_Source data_
BEGIN

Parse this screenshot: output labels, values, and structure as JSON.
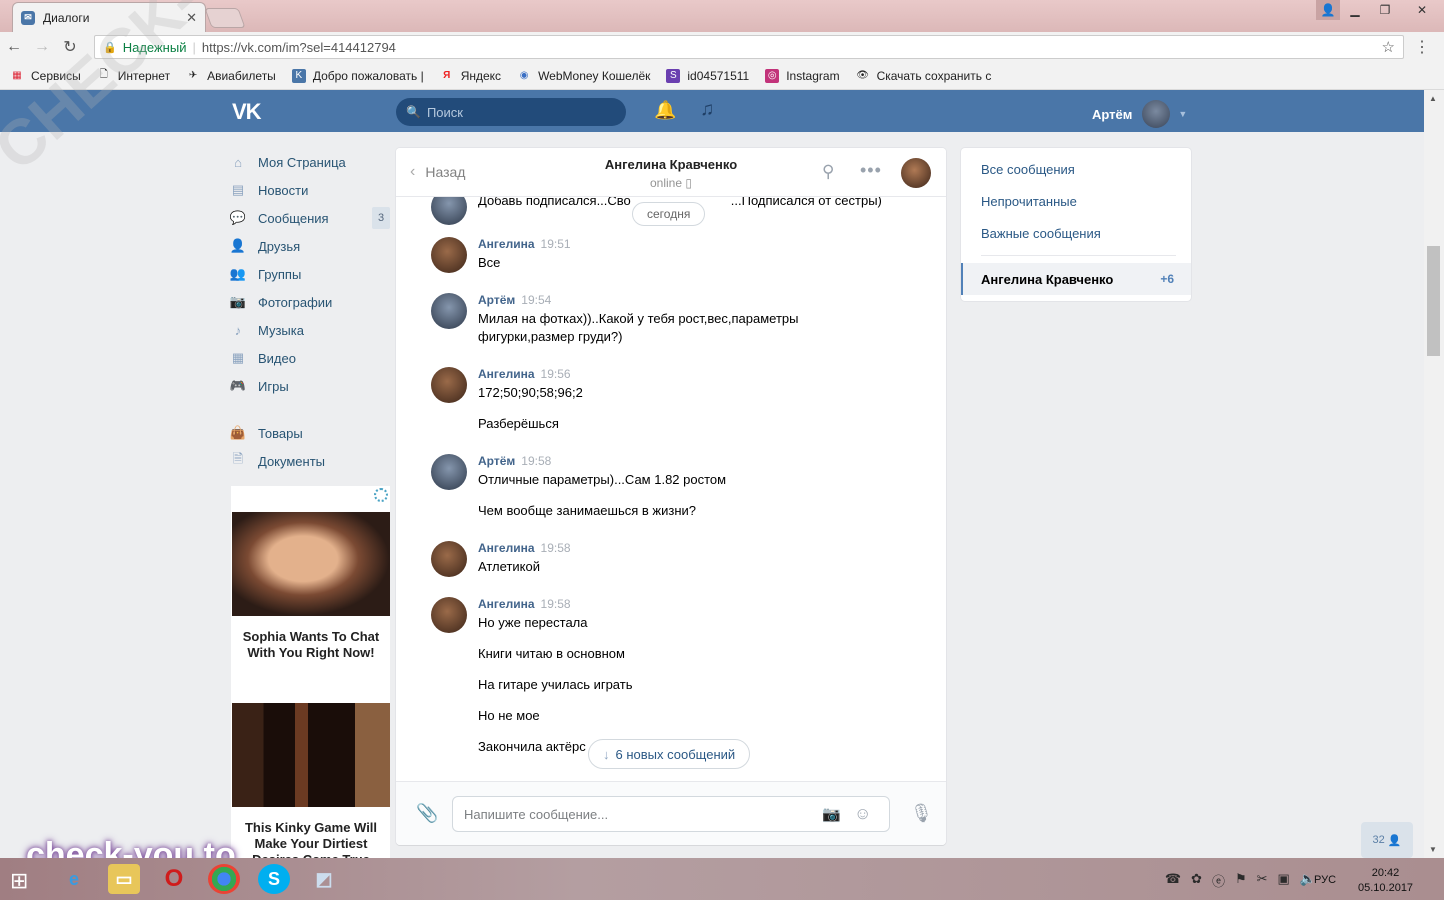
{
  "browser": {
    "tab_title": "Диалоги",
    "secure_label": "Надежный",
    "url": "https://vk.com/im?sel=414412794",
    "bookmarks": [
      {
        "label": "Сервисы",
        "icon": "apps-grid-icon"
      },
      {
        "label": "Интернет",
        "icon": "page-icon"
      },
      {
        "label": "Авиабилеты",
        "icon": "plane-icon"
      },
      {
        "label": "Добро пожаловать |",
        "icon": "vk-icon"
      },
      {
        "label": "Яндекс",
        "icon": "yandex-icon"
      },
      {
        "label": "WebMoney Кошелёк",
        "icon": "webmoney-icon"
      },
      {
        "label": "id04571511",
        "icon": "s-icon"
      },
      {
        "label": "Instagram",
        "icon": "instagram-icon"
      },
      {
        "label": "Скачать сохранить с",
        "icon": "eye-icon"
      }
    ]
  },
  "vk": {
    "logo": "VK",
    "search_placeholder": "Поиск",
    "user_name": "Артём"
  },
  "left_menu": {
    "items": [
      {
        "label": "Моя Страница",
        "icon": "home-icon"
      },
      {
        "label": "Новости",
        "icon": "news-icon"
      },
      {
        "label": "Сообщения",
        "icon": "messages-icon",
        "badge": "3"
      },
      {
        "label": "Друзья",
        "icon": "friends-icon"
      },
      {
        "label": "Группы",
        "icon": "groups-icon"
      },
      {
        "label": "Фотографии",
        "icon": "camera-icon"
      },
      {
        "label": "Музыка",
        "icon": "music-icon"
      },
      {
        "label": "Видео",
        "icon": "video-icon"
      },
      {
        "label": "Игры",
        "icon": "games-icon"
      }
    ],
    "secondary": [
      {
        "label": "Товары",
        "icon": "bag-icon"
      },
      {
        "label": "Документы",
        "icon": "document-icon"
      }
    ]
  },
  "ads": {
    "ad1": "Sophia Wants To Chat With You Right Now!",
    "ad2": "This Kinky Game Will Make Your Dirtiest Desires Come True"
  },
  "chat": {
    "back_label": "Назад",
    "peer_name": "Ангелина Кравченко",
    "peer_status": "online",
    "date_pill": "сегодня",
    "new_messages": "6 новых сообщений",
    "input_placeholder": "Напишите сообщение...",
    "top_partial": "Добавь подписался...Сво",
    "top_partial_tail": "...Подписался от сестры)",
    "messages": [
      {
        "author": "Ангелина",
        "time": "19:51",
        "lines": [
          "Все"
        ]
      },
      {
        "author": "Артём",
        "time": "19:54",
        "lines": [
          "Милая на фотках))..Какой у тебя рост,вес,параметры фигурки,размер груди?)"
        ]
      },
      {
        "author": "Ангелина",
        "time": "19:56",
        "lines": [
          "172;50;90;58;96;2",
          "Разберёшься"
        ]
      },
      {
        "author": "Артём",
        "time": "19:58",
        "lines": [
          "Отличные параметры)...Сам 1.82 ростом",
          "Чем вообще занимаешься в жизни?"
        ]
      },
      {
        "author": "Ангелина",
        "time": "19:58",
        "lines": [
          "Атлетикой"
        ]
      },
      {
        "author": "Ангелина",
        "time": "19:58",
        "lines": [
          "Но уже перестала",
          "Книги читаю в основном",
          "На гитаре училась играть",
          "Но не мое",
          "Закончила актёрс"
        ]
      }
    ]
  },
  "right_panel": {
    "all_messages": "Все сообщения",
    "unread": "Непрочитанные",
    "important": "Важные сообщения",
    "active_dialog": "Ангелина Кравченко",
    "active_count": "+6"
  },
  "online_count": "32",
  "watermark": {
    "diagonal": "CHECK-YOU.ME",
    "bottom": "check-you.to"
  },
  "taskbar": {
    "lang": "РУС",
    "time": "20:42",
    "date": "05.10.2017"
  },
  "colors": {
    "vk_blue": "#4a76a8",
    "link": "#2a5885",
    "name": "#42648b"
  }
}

END
BEGIN

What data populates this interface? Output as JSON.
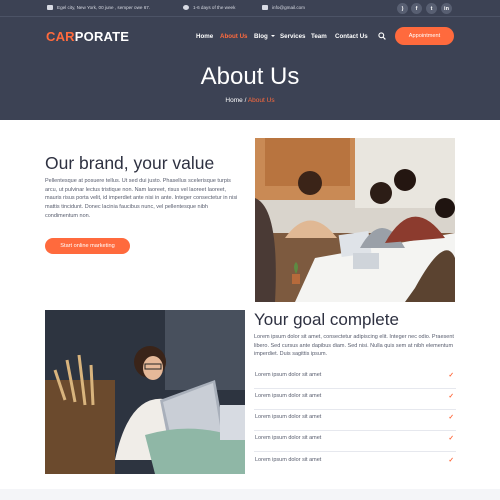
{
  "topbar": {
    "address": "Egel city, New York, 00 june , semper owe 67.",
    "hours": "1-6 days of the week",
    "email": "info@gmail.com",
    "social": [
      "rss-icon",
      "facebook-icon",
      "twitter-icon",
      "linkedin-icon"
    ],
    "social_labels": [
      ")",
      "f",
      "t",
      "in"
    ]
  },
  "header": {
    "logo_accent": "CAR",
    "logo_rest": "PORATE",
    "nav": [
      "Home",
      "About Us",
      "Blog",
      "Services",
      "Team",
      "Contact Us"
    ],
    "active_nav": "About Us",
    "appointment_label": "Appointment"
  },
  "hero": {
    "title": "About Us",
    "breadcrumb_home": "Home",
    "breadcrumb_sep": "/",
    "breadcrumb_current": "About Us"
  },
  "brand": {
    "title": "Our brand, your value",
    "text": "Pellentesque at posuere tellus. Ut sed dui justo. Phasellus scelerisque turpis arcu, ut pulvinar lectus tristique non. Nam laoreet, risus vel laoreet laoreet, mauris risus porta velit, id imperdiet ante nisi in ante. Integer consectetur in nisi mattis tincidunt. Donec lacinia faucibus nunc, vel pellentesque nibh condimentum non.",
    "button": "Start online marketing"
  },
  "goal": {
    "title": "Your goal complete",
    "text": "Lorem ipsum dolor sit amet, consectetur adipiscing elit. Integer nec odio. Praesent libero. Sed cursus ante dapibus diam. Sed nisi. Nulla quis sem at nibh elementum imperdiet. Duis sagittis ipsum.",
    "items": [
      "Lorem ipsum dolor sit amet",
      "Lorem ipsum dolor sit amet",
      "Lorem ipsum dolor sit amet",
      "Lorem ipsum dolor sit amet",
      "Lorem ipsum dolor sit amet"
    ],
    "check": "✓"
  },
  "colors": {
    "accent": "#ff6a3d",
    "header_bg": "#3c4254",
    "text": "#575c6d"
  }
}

END
BEGIN

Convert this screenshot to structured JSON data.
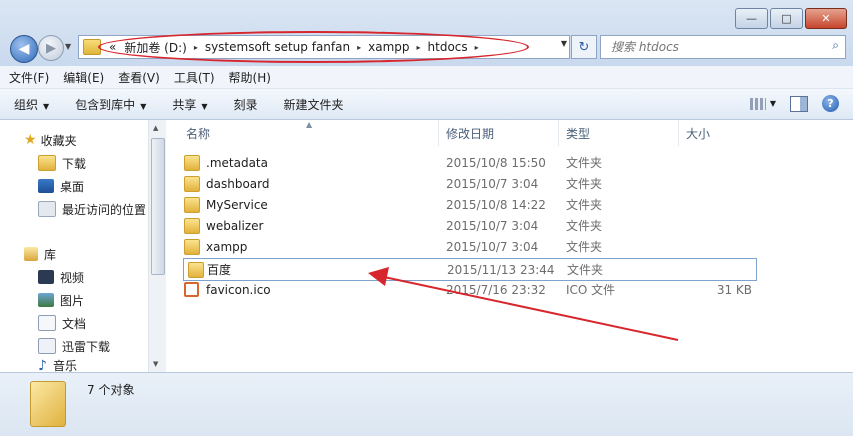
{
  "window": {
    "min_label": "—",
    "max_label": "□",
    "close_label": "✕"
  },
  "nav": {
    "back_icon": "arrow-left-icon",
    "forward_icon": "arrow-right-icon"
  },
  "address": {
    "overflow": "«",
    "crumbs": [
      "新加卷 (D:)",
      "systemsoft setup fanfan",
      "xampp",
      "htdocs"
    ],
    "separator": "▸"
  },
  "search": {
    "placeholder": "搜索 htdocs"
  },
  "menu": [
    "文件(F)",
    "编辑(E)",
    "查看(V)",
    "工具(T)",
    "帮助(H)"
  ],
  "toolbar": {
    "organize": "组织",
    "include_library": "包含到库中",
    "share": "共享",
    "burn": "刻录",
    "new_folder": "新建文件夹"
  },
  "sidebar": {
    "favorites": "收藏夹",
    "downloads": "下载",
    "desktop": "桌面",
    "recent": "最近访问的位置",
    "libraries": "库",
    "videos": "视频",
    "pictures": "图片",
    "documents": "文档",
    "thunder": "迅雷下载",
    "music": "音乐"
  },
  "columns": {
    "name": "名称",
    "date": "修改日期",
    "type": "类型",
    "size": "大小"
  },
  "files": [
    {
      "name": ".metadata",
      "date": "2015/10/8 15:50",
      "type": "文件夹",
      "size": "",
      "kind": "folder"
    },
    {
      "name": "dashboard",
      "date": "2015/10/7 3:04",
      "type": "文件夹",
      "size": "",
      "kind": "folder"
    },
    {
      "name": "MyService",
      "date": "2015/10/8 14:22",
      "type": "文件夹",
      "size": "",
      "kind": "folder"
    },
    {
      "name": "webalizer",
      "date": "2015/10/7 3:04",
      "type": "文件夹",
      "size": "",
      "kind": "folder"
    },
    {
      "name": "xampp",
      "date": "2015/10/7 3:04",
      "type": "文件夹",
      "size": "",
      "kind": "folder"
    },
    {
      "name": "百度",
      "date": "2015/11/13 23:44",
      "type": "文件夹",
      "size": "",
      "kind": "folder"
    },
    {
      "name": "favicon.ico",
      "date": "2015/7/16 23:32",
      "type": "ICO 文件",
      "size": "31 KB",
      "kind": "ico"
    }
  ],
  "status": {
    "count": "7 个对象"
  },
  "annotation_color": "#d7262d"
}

END

List each line of the entries that holds the string "Кравченко".

_Problem solution_
    "peer_name": "Ангелина Кравченко",
    "active_dialog": "Ангелина Кравченко",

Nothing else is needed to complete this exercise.